**What to work on**: Return the whole listing, line for line, without the pictures in it.

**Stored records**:
==*==

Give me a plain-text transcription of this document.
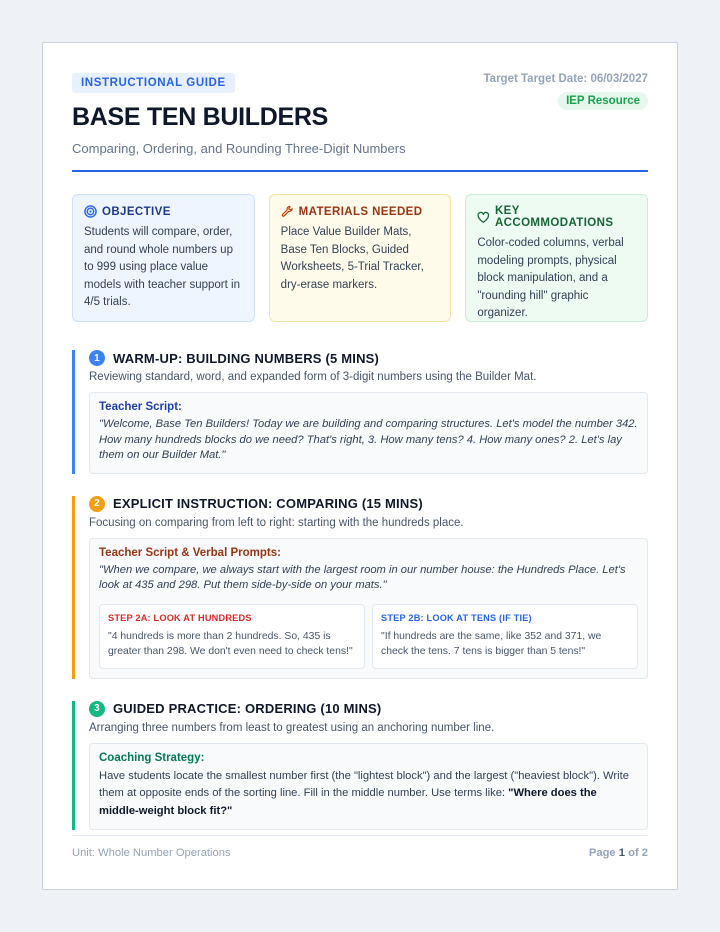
INSTRUCTIONAL GUIDE	Target Target Date: 06/03/2027
IEP Resource
BASE TEN BUILDERS
Comparing, Ordering, and Rounding Three-Digit Numbers
OBJECTIVE
Students will compare, order, and round whole numbers up to 999 using place value models with teacher support in 4/5 trials.
MATERIALS NEEDED
Place Value Builder Mats, Base Ten Blocks, Guided Worksheets, 5-Trial Tracker, dry-erase markers.
KEY ACCOMMODATIONS
Color-coded columns, verbal modeling prompts, physical block manipulation, and a "rounding hill" graphic organizer.
1	WARM-UP: BUILDING NUMBERS (5 MINS)
Reviewing standard, word, and expanded form of 3-digit numbers using the Builder Mat.
Teacher Script:
"Welcome, Base Ten Builders! Today we are building and comparing structures. Let's model the number 342. How many hundreds blocks do we need? That's right, 3. How many tens? 4. How many ones? 2. Let's lay them on our Builder Mat."
2	EXPLICIT INSTRUCTION: COMPARING (15 MINS)
Focusing on comparing from left to right: starting with the hundreds place.
Teacher Script & Verbal Prompts:
"When we compare, we always start with the largest room in our number house: the Hundreds Place. Let's look at 435 and 298. Put them side-by-side on your mats."
STEP 2A: LOOK AT HUNDREDS
"4 hundreds is more than 2 hundreds. So, 435 is greater than 298. We don't even need to check tens!"
STEP 2B: LOOK AT TENS (IF TIE)
"If hundreds are the same, like 352 and 371, we check the tens. 7 tens is bigger than 5 tens!"
3	GUIDED PRACTICE: ORDERING (10 MINS)
Arranging three numbers from least to greatest using an anchoring number line.
Coaching Strategy:
Have students locate the smallest number first (the "lightest block") and the largest ("heaviest block"). Write them at opposite ends of the sorting line. Fill in the middle number. Use terms like: "Where does the middle-weight block fit?"
Unit: Whole Number Operations	Page 1 of 2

==*==

**Correct result**:
Give me a plain-text transcription of this document.
INSTRUCTIONAL GUIDE	Target Target Date: 06/03/2027
IEP Resource
BASE TEN BUILDERS
Comparing, Ordering, and Rounding Three-Digit Numbers
OBJECTIVE
Students will compare, order, and round whole numbers up to 999 using place value models with teacher support in 4/5 trials.
MATERIALS NEEDED
Place Value Builder Mats, Base Ten Blocks, Guided Worksheets, 5-Trial Tracker, dry-erase markers.
KEY ACCOMMODATIONS
Color-coded columns, verbal modeling prompts, physical block manipulation, and a "rounding hill" graphic organizer.
1	WARM-UP: BUILDING NUMBERS (5 MINS)
Reviewing standard, word, and expanded form of 3-digit numbers using the Builder Mat.
Teacher Script:
"Welcome, Base Ten Builders! Today we are building and comparing structures. Let's model the number 342. How many hundreds blocks do we need? That's right, 3. How many tens? 4. How many ones? 2. Let's lay them on our Builder Mat."
2	EXPLICIT INSTRUCTION: COMPARING (15 MINS)
Focusing on comparing from left to right: starting with the hundreds place.
Teacher Script & Verbal Prompts:
"When we compare, we always start with the largest room in our number house: the Hundreds Place. Let's look at 435 and 298. Put them side-by-side on your mats."
STEP 2A: LOOK AT HUNDREDS
"4 hundreds is more than 2 hundreds. So, 435 is greater than 298. We don't even need to check tens!"
STEP 2B: LOOK AT TENS (IF TIE)
"If hundreds are the same, like 352 and 371, we check the tens. 7 tens is bigger than 5 tens!"
3	GUIDED PRACTICE: ORDERING (10 MINS)
Arranging three numbers from least to greatest using an anchoring number line.
Coaching Strategy:
Have students locate the smallest number first (the "lightest block") and the largest ("heaviest block"). Write them at opposite ends of the sorting line. Fill in the middle number. Use terms like: "Where does the middle-weight block fit?"
Unit: Whole Number Operations	Page 1 of 2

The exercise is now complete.